### Directions for this task
Carry none of the pictures over; set down the material below exactly.

### Input for this task
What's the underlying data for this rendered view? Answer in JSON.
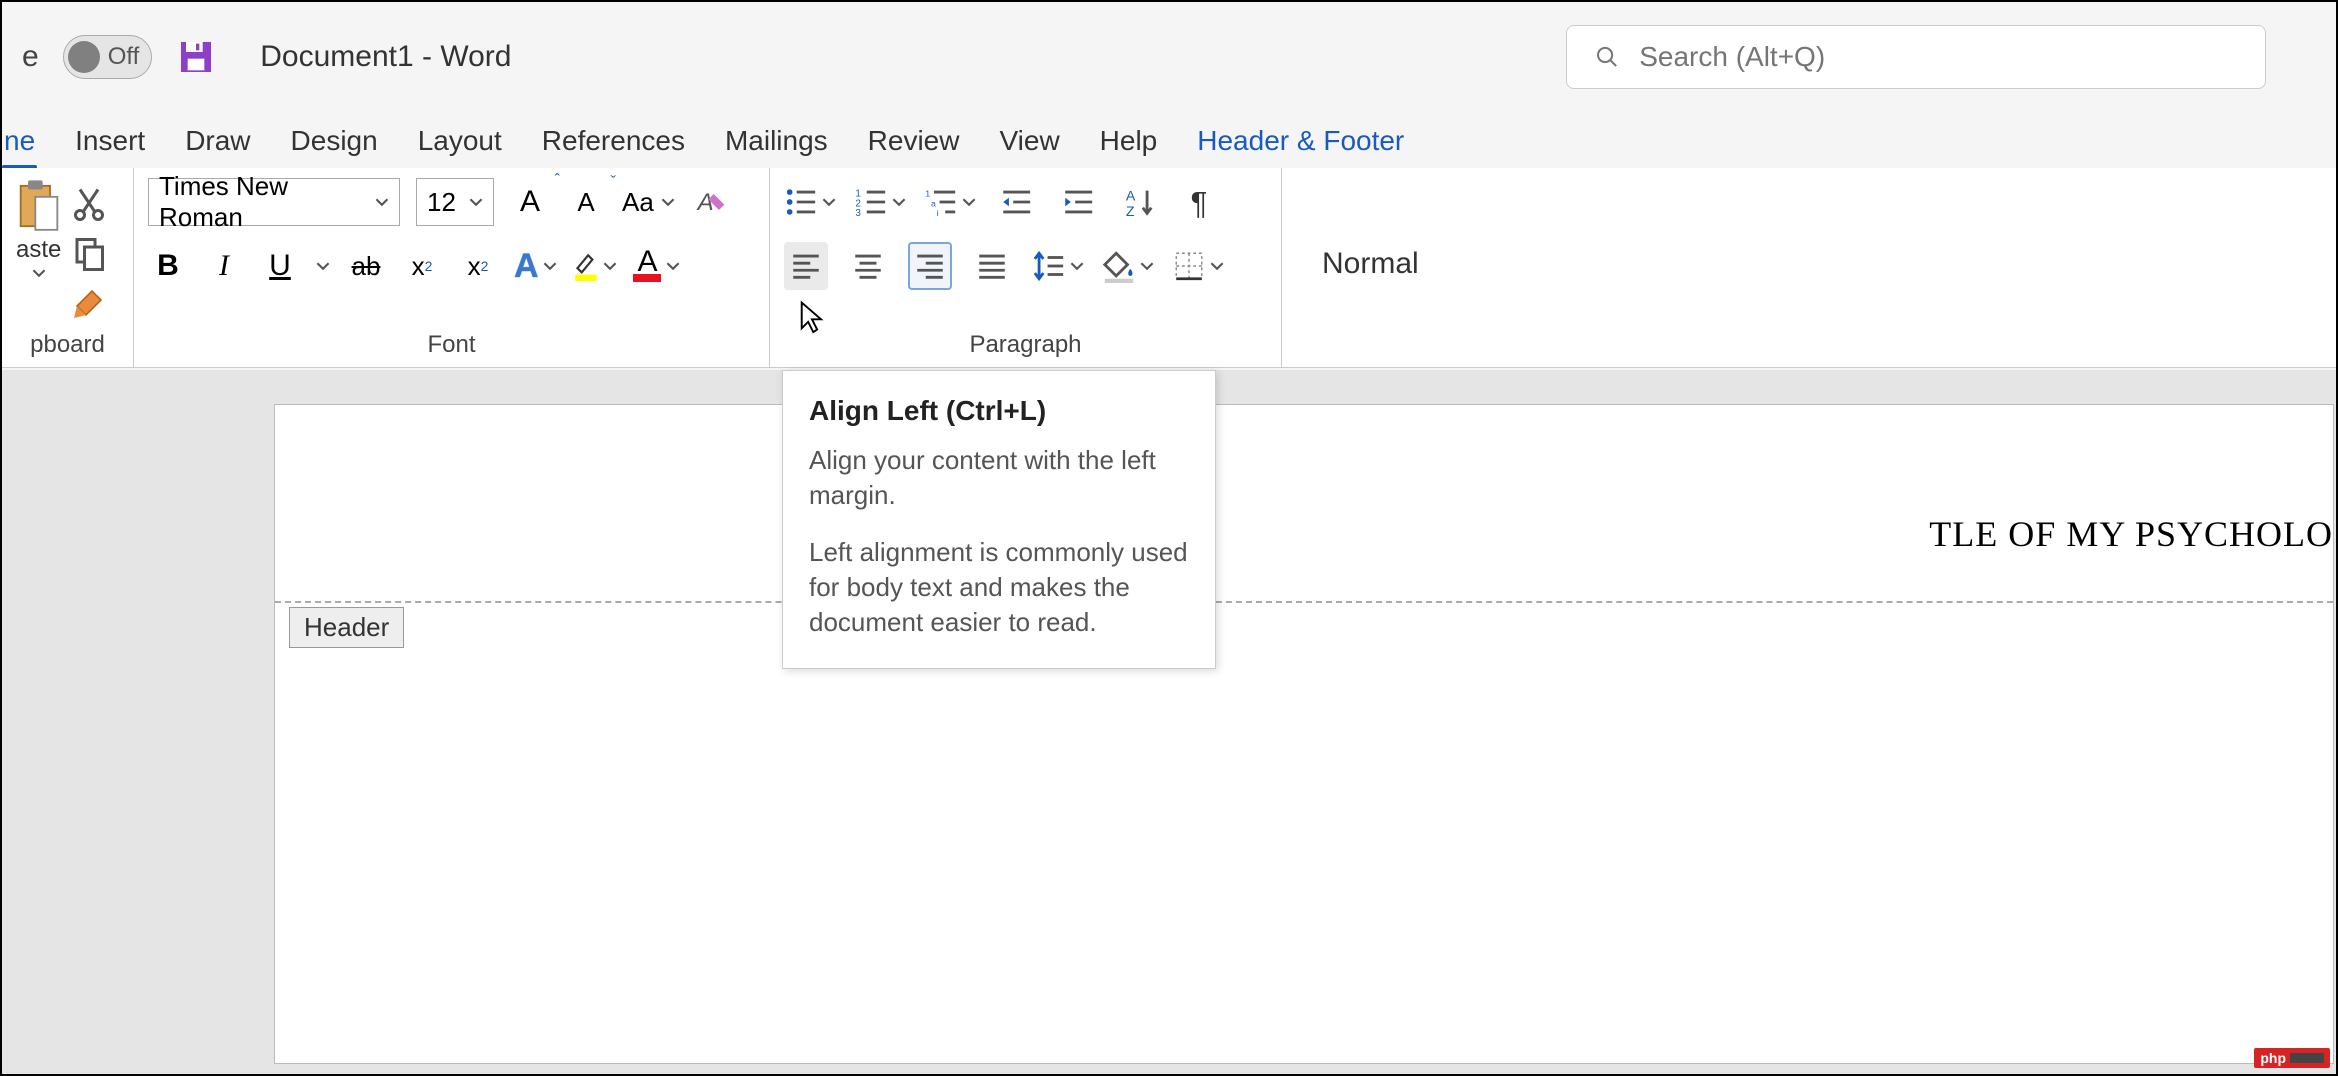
{
  "titlebar": {
    "autosave_label": "Off",
    "document_title": "Document1  -  Word",
    "search_placeholder": "Search (Alt+Q)"
  },
  "tabs": {
    "home_partial": "ne",
    "insert": "Insert",
    "draw": "Draw",
    "design": "Design",
    "layout": "Layout",
    "references": "References",
    "mailings": "Mailings",
    "review": "Review",
    "view": "View",
    "help": "Help",
    "header_footer": "Header & Footer"
  },
  "ribbon": {
    "clipboard": {
      "label": "pboard",
      "paste": "aste"
    },
    "font": {
      "label": "Font",
      "font_name": "Times New Roman",
      "font_size": "12",
      "case_btn": "Aa",
      "bold": "B",
      "italic": "I",
      "underline": "U",
      "strike": "ab",
      "subscript": "x",
      "superscript": "x"
    },
    "paragraph": {
      "label": "Paragraph"
    },
    "styles": {
      "normal": "Normal"
    }
  },
  "tooltip": {
    "title": "Align Left (Ctrl+L)",
    "line1": "Align your content with the left margin.",
    "line2": "Left alignment is commonly used for body text and makes the document easier to read."
  },
  "document": {
    "header_tag": "Header",
    "visible_text": "TLE OF MY PSYCHOLO"
  },
  "watermark": {
    "text": "php"
  }
}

### Task result
What's the underlying data for this rendered view? Answer in JSON.
{
  "titlebar": {
    "autosave_label": "Off",
    "document_title": "Document1  -  Word",
    "search_placeholder": "Search (Alt+Q)"
  },
  "tabs": {
    "home_partial": "ne",
    "insert": "Insert",
    "draw": "Draw",
    "design": "Design",
    "layout": "Layout",
    "references": "References",
    "mailings": "Mailings",
    "review": "Review",
    "view": "View",
    "help": "Help",
    "header_footer": "Header & Footer"
  },
  "ribbon": {
    "clipboard": {
      "label": "pboard",
      "paste": "aste"
    },
    "font": {
      "label": "Font",
      "font_name": "Times New Roman",
      "font_size": "12",
      "case_btn": "Aa",
      "bold": "B",
      "italic": "I",
      "underline": "U",
      "strike": "ab",
      "subscript": "x",
      "superscript": "x"
    },
    "paragraph": {
      "label": "Paragraph"
    },
    "styles": {
      "normal": "Normal"
    }
  },
  "tooltip": {
    "title": "Align Left (Ctrl+L)",
    "line1": "Align your content with the left margin.",
    "line2": "Left alignment is commonly used for body text and makes the document easier to read."
  },
  "document": {
    "header_tag": "Header",
    "visible_text": "TLE OF MY PSYCHOLO"
  },
  "watermark": {
    "text": "php"
  }
}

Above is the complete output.